### Direction
Keep the pictures out of the copy and print all the entries below exactly.

------ Extracted information ------

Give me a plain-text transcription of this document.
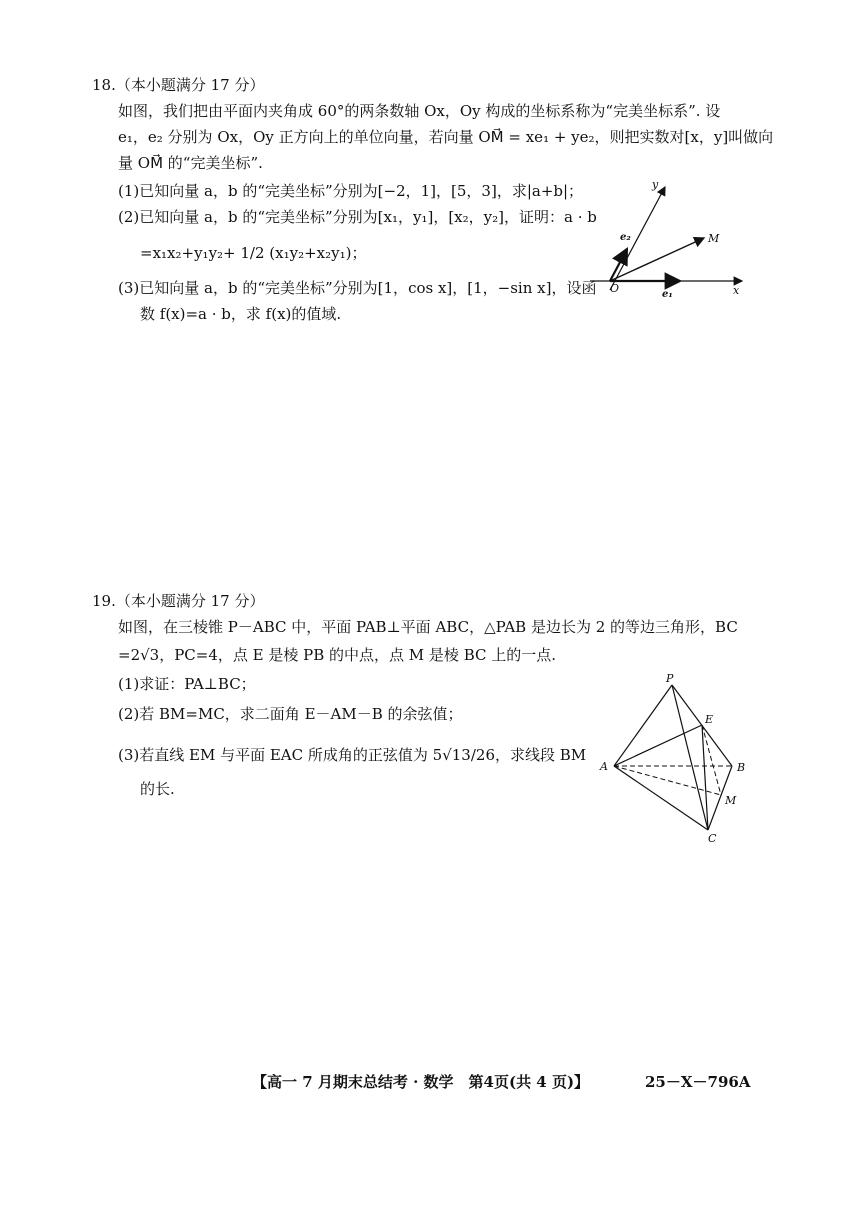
18.（本小题满分 17 分）
如图，我们把由平面内夹角成 60°的两条数轴 Ox，Oy 构成的坐标系称为“完美坐标系”. 设
e₁，e₂ 分别为 Ox，Oy 正方向上的单位向量，若向量 OM⃗ = xe₁ + ye₂，则把实数对[x，y]叫做向
量 OM⃗ 的“完美坐标”.
(1)已知向量 a，b 的“完美坐标”分别为[−2，1]，[5，3]，求|a+b|；
(2)已知向量 a，b 的“完美坐标”分别为[x₁，y₁]，[x₂，y₂]，证明：a · b
=x₁x₂+y₁y₂+ 1/2 (x₁y₂+x₂y₁)；
(3)已知向量 a，b 的“完美坐标”分别为[1，cos x]，[1，−sin x]，设函
数 f(x)=a · b，求 f(x)的值域.
y
x
O
M
e₁
e₂
19.（本小题满分 17 分）
如图，在三棱锥 P－ABC 中，平面 PAB⊥平面 ABC，△PAB 是边长为 2 的等边三角形，BC
=2√3，PC=4，点 E 是棱 PB 的中点，点 M 是棱 BC 上的一点.
(1)求证：PA⊥BC；
(2)若 BM=MC，求二面角 E－AM－B 的余弦值；
(3)若直线 EM 与平面 EAC 所成角的正弦值为 5√13/26，求线段 BM
的长.
P
A	B
C
E
M
【高一 7 月期末总结考 · 数学　第4页(共 4 页)】	25－X－796A
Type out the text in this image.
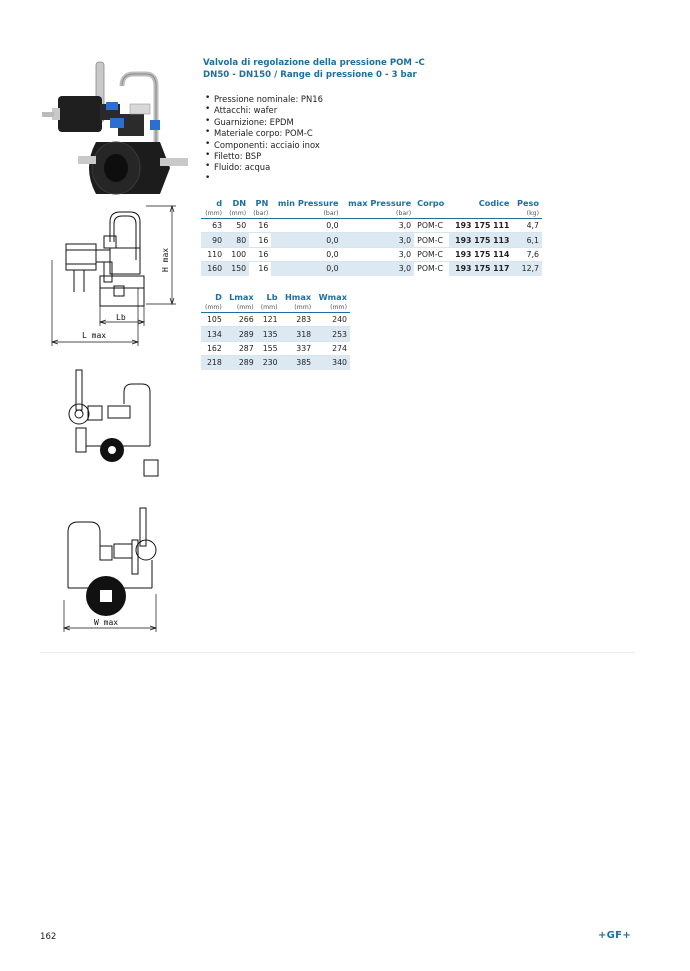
H max
Lb
L max
W max
Valvola di regolazione della pressione POM -C
DN50 - DN150 / Range di pressione 0 - 3 bar
• Pressione nominale: PN16
• Attacchi: wafer
• Guarnizione: EPDM
• Materiale corpo: POM-C
• Componenti: acciaio inox
• Filetto: BSP
• Fluido: acqua
d	DN	PN	min Pressure	max Pressure	Corpo	Codice	Peso
(mm)	(mm)	(bar)	(bar)	(bar)			(kg)
63	50	16	0,0	3,0	POM-C	193 175 111	4,7
90	80	16	0,0	3,0	POM-C	193 175 113	6,1
110	100	16	0,0	3,0	POM-C	193 175 114	7,6
160	150	16	0,0	3,0	POM-C	193 175 117	12,7
D	Lmax	Lb	Hmax	Wmax
(mm)	(mm)	(mm)	(mm)	(mm)
105	266	121	283	240
134	289	135	318	253
162	287	155	337	274
218	289	230	385	340
162	+GF+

------

### Exercise answer
Give me a plain-text transcription of this document.
18.（本小题满分 17 分）
如图，我们把由平面内夹角成 60°的两条数轴 Ox，Oy 构成的坐标系称为“完美坐标系”. 设
e₁，e₂ 分别为 Ox，Oy 正方向上的单位向量，若向量 OM⃗ = xe₁ + ye₂，则把实数对[x，y]叫做向
量 OM⃗ 的“完美坐标”.
(1)已知向量 a，b 的“完美坐标”分别为[−2，1]，[5，3]，求|a+b|；
(2)已知向量 a，b 的“完美坐标”分别为[x₁，y₁]，[x₂，y₂]，证明：a · b
=x₁x₂+y₁y₂+ 1/2 (x₁y₂+x₂y₁)；
(3)已知向量 a，b 的“完美坐标”分别为[1，cos x]，[1，−sin x]，设函
数 f(x)=a · b，求 f(x)的值域.
y
x
O
M
e₁
e₂
19.（本小题满分 17 分）
如图，在三棱锥 P－ABC 中，平面 PAB⊥平面 ABC，△PAB 是边长为 2 的等边三角形，BC
=2√3，PC=4，点 E 是棱 PB 的中点，点 M 是棱 BC 上的一点.
(1)求证：PA⊥BC；
(2)若 BM=MC，求二面角 E－AM－B 的余弦值；
(3)若直线 EM 与平面 EAC 所成角的正弦值为 5√13/26，求线段 BM
的长.
P
A	B
C
E
M
【高一 7 月期末总结考 · 数学　第4页(共 4 页)】	25－X－796A
Type out the text in this image.
H max
Lb
L max
W max
Valvola di regolazione della pressione POM -C
DN50 - DN150 / Range di pressione 0 - 3 bar
• Pressione nominale: PN16
• Attacchi: wafer
• Guarnizione: EPDM
• Materiale corpo: POM-C
• Componenti: acciaio inox
• Filetto: BSP
• Fluido: acqua
d	DN	PN	min Pressure	max Pressure	Corpo	Codice	Peso
(mm)	(mm)	(bar)	(bar)	(bar)			(kg)
63	50	16	0,0	3,0	POM-C	193 175 111	4,7
90	80	16	0,0	3,0	POM-C	193 175 113	6,1
110	100	16	0,0	3,0	POM-C	193 175 114	7,6
160	150	16	0,0	3,0	POM-C	193 175 117	12,7
D	Lmax	Lb	Hmax	Wmax
(mm)	(mm)	(mm)	(mm)	(mm)
105	266	121	283	240
134	289	135	318	253
162	287	155	337	274
218	289	230	385	340
162	+GF+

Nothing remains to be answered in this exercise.